I mentioned Plotinus briefly in the Incarnating the Christ essay - if we take the metamorphic progression seriously, then we see that the One in the spiritual realm also permeates the physical realm to the point where the latter barely even exists for him. The world and the heavens are Unified and they are all Spirit, through and through.
Simon wrote:
Ashvin wrote: Well I guess you have not read any of my essays re: the nature of Thinking and Ideation. I am not going to rewrite them here but just point you in their direction. I hold the same noble view of Thinking as all of the medieval theologians quoted before. If you think they had "flat" view of Thinking then so be it. But you say "create" thoughts and ideas which is downgrading thinking to purely personal activity.

My question for you, though, was what are the "ideas in Divine intellect" in their essence if they are NOT living beings. Are they non-living blobs of ideal content or what? If it is a way of representing the structure of the Mind of God, then how can they be anything other than alive?
The only being that the divine ideas are associated with is god, and he is not really a being. They have no extension in time and space, so they are not 'blobs' of any sort. There is only so much we can know about them. We can infer their existence, and read what god has revealed about them, and as we partially mirror them in our intelligible understanding of the world we can guess something of them. But we are simply not able to grasp them as they are, or experience them directly, let alone describe them as they are.

As I said above, you are making God the "mind" of the mind-matter dualism so all of these things are left fuzzy indefinitely into the future. God may not be "a being", but he certainly has a living personality, right? So what I am suggesting is that the "divine ideas" also have living personalities and we can come to perceive and know those personalities as we do with fellow human personalities.

Simon wrote:
Ashvin wrote: Again, Cleric and I have been writing about this very topic pretty much non stop for last few months. Read his Beyond Flat MAL essay again. You will see how what you wrote above is great example of Flat MAL view. You are partioning off your bubble of consciousness from rest of world and imagining the extent of your participation to be taking some external and complete mental stuff and forming a representation of it within your personal bubble. That is no different from materialist view except you are substituting external physical stuff for external mental stuff so it seems more consistent with idealism. I am not saying you are doing this intentionally but rather via influence of "bad habits" that we are unaware of operating in the background of our thinking.
I just have a different type of idealism, just as yours is different from the eastern type. Strangely you say that yours is the same as the scholastics, but I find yours more like the the German idealists. I actually find the eastern type of idealism more understandable, as I 'get' the shared screen of perception, the essential unity on the horizontal (even though they would say it's not just the horizontal, but their method of inquiry is limited to the horizontal).

• • • • •

### EXERCISE SET:
[1] Extract the stretch of the discussion of divine ideas from "I mentioned Plotinus" through "through and through.".
[2] Answer from the discussion of divine ideas:
(a) In which essay was Plotinus briefly mentioned?
(b) Which essay by Cleric is Simon urged to read again?
(c) Which type of idealism does Simon say he finds more understandable?
[3] Proceed with the discussion of divine ideas, picking up right after its final sentence.

• • • • •

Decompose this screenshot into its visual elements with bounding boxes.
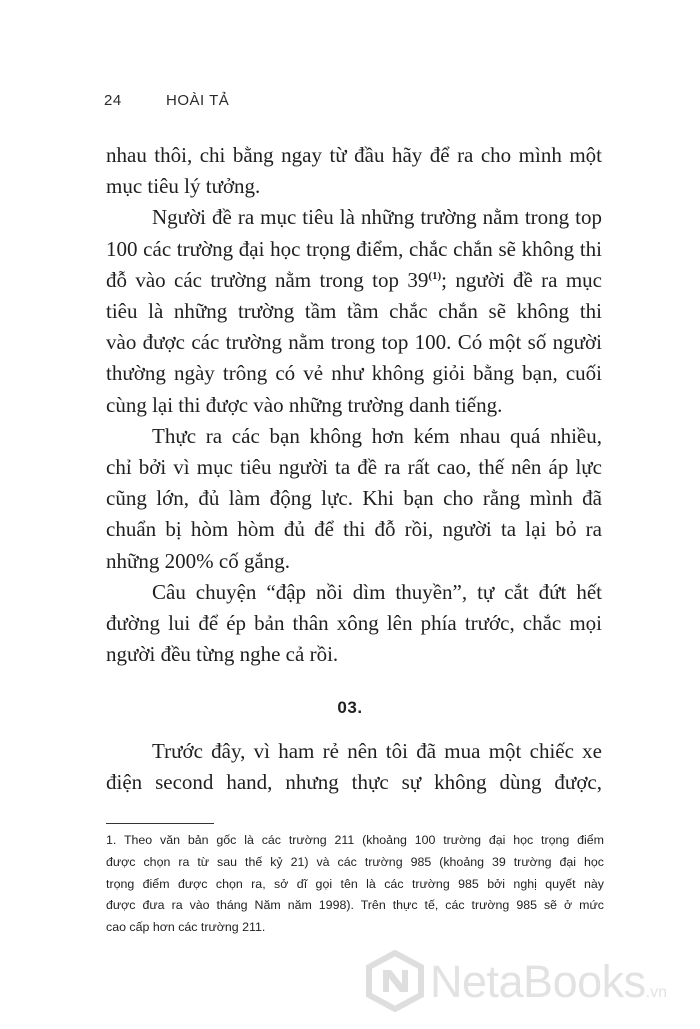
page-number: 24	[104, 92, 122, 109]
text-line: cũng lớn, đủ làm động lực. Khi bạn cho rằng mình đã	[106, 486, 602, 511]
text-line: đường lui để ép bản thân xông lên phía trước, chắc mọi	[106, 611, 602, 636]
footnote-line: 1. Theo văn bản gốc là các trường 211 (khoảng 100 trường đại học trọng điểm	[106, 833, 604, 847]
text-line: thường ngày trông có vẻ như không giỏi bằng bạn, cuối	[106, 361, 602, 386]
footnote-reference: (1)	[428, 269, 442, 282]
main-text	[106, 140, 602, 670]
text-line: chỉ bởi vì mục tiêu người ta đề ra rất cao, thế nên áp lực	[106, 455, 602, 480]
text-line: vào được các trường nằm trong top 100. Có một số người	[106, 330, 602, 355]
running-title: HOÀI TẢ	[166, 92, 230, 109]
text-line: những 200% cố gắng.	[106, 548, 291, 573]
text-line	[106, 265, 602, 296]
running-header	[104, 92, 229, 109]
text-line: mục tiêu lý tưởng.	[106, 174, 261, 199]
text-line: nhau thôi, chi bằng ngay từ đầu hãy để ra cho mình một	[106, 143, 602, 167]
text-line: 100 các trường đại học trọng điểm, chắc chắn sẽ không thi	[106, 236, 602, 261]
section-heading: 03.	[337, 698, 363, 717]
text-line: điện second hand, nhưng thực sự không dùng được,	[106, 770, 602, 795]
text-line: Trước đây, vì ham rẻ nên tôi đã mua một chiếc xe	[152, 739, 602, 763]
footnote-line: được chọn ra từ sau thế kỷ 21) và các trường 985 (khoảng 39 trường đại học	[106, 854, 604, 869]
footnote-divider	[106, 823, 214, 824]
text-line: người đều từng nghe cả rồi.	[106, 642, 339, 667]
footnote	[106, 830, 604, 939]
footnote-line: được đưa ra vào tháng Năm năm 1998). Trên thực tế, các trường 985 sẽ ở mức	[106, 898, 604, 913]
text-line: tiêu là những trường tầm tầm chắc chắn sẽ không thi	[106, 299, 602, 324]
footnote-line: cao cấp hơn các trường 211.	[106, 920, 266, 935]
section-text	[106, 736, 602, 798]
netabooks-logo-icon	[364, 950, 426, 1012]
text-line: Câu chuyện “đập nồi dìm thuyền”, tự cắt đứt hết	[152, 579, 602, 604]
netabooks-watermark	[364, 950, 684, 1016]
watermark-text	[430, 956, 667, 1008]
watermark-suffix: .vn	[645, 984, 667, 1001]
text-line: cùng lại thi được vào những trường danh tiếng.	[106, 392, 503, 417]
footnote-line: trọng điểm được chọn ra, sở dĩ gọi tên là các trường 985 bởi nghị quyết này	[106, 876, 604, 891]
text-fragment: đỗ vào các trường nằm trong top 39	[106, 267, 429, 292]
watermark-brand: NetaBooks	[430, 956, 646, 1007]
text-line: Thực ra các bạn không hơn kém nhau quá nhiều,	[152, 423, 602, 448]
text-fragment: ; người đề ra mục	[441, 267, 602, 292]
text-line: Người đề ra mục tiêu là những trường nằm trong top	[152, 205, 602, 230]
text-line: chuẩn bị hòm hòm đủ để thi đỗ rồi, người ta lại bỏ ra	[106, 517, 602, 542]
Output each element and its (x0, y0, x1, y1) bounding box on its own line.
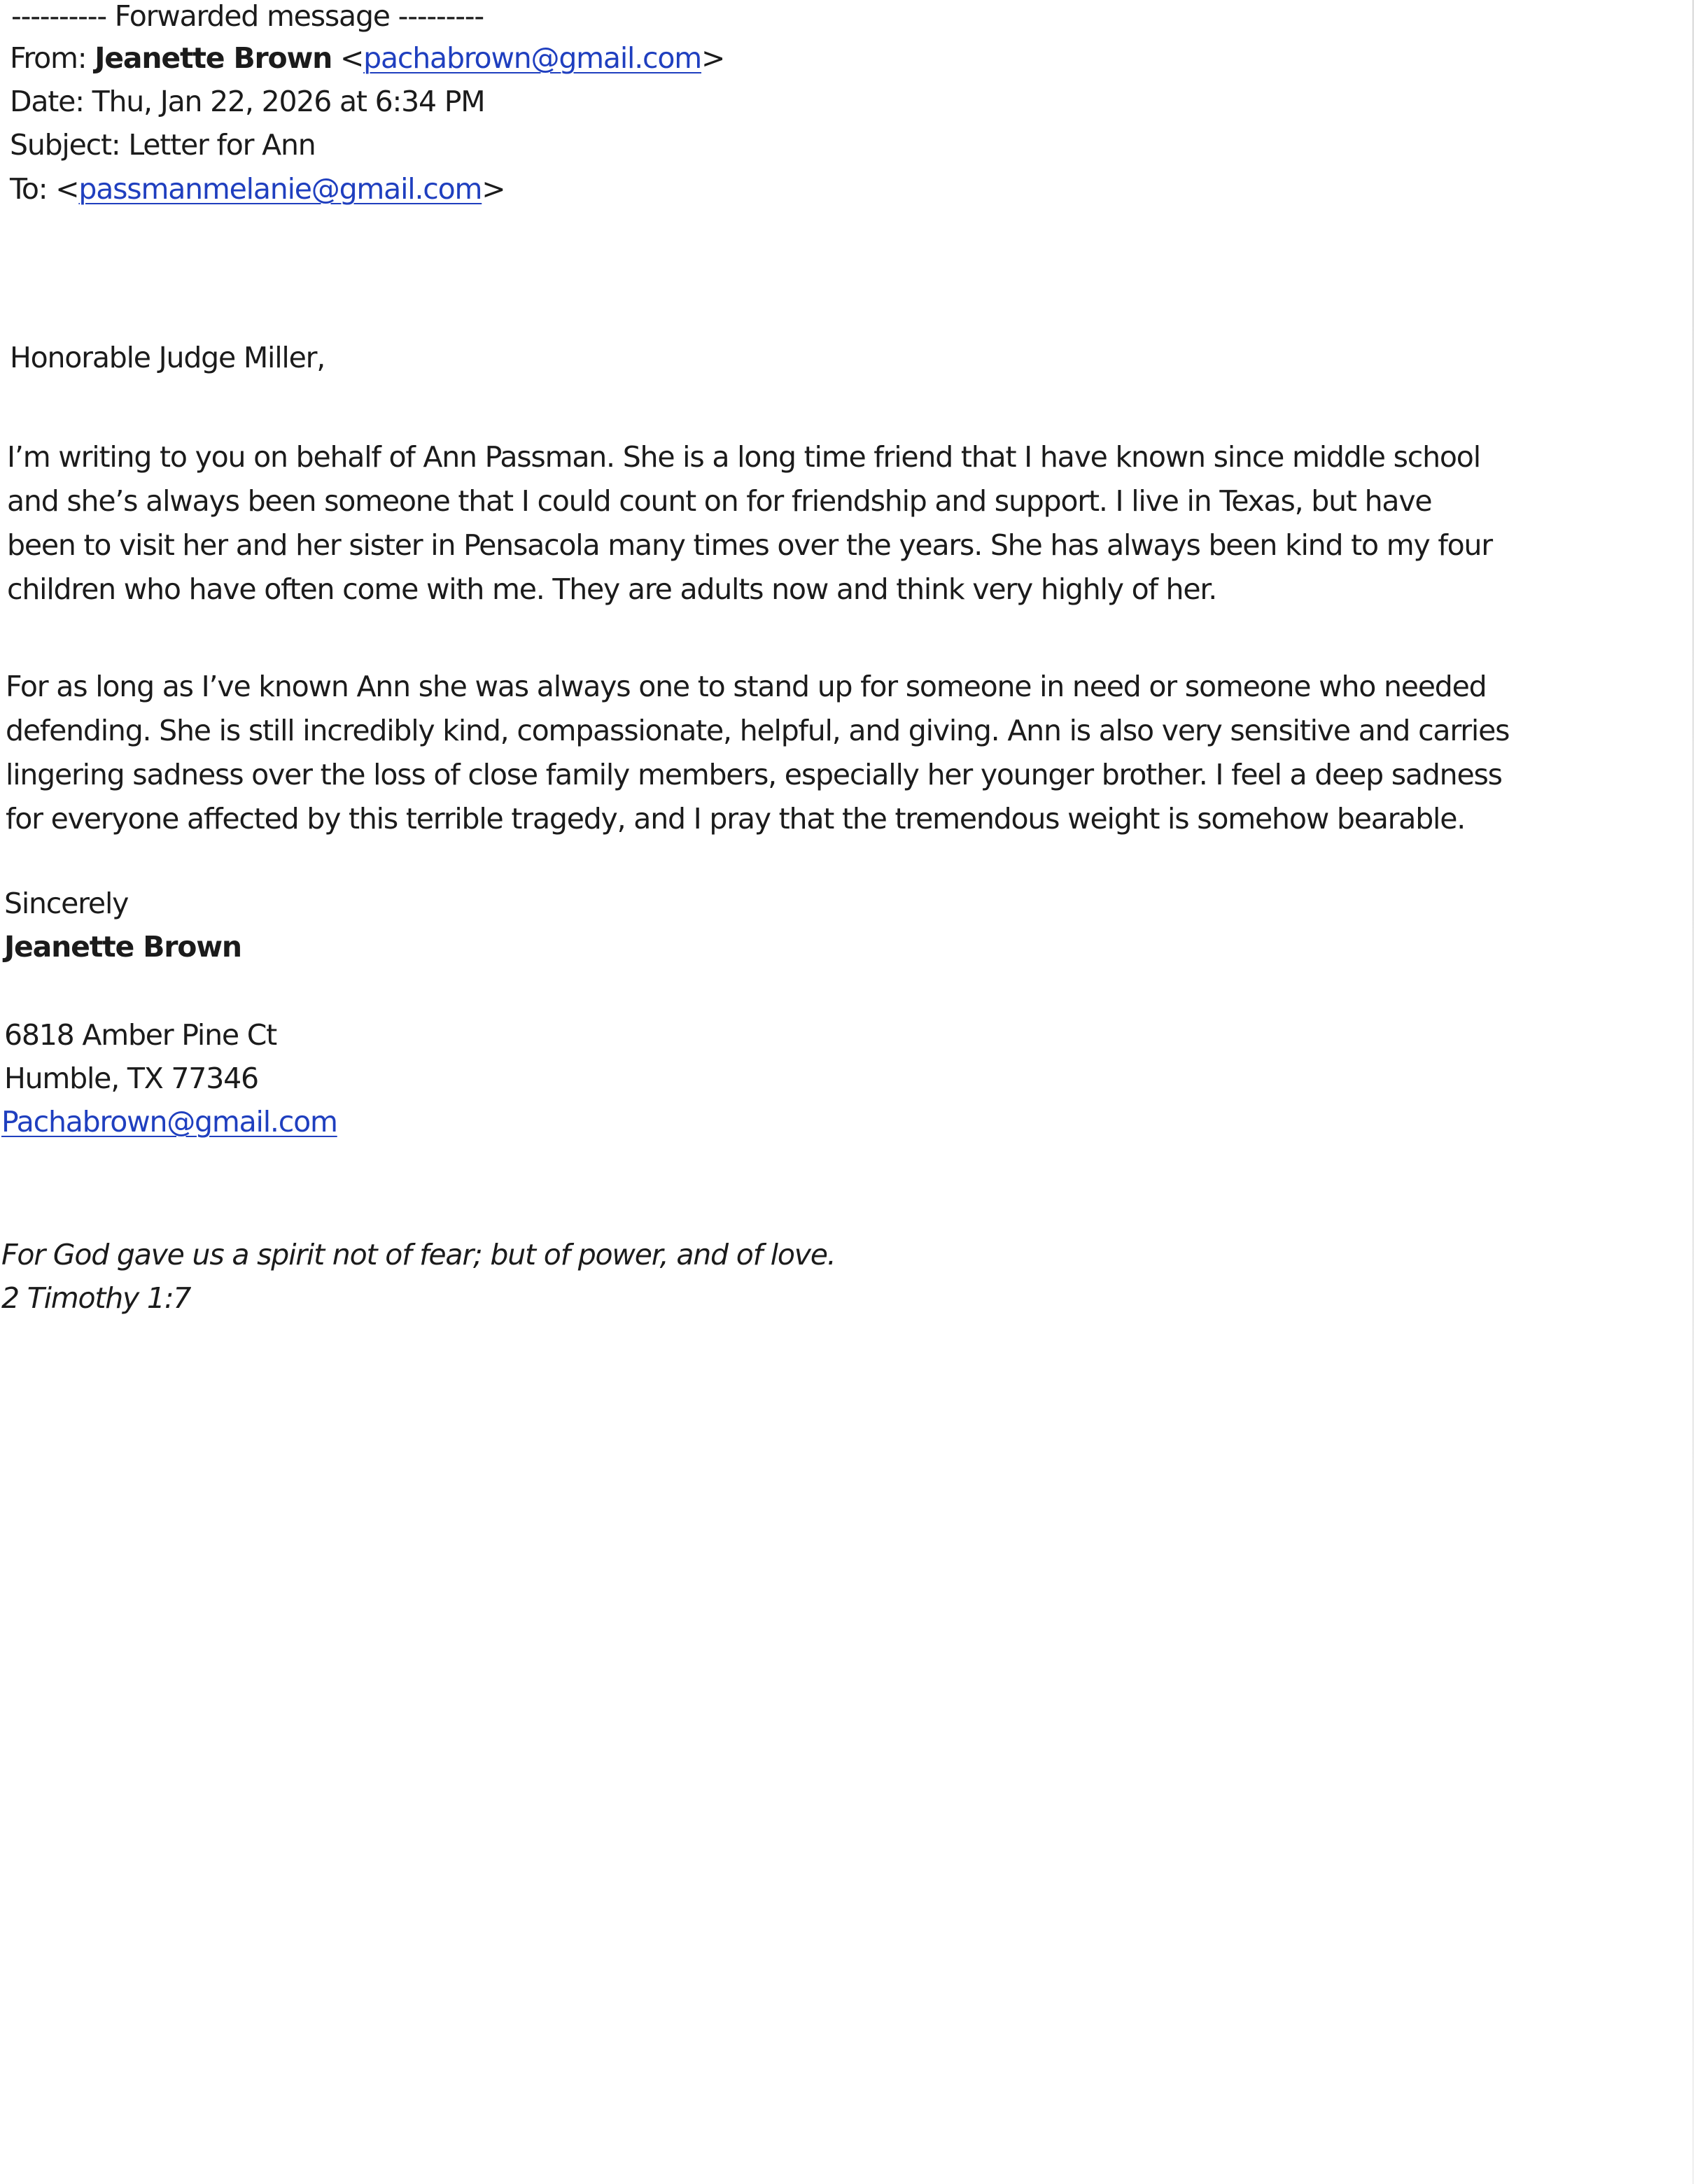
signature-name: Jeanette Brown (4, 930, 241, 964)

• • • • •

### RESULTS OF THE TASKS:
[1]
I mentioned Plotinus briefly in the Incarnating the Christ essay - if we take the metamorphic progression seriously, then we see that the One in the spiritual realm also permeates the physical realm to the point where the latter barely even exists for him. The world and the heavens are Unified and they are all Spirit, through and through.

[2]
(a) The Incarnating the Christ essay
(b) Beyond Flat MAL
(c) The eastern type

[3]
I may respond to rest of your post later, but really there is no point until you recognize the issues I am pointing about. Until then, you must painfully "work around" the implications of your implicit Cartesian dualism by proposing all sorts of schemes by which the Universe is kind of living and kind of not, God's spirit is kind of intertwined with ours but kind of not, so on and so forth. There is no point deviating into philosophical labels and selective quotes until we sort out the above first. I will take blame for starting that.
Yes these threads get longer and longer and take up a lot of time, and I don't think we will ever see eye to eye :). As you say we have very different foundational contexts. I think you are trying to add the vertical into the horizontal, which lays vertical content along the horizontal. I certainly don't know everything and have only been looking into philosophy for the last year or two, so I'll admit it's very primitive in many ways. However I've been trying to understand things all my life, and your version of god does not seem to me like the deep connection I sometimes find in the mental silence of Eucharistic Adoration. To me that trumps all conceptualisation, by a million miles and more.
Those bolded statements are exactly right - you are remaining content with the horizontal which is essentially the domain of the abstract intellect or the Eastern mystical (note to Eugene if reading - I am not claiming that is true of all Eastern traditions). It keeps the resolution on the Divine as low as possible by either stringing together some abstract intellectual concepts (Western modern idealism) or breaking them up and dispersing them all into 'space' (mystical). That is what the German idealists also did (abstract intellect), including even Hegel who recognized the metamorphic Spirit very well, and I am suggesting that is not at all sufficient for 21st century man - we must also embrace the vertical knowledge of higher cognition. That is the domain of imaginative and intuitive cognition which provides much higher 'right brain' resolution on the spiritual realm. I understand that these are not easy or natural things for us to grasp after the modern era, and I myself have much trouble remaining consistent when thinking through these things with mere intellect. At the same time, I can definitely say it becomes more natural to perceive-think vertically about these concepts the more I practice by dwelling within that perspective.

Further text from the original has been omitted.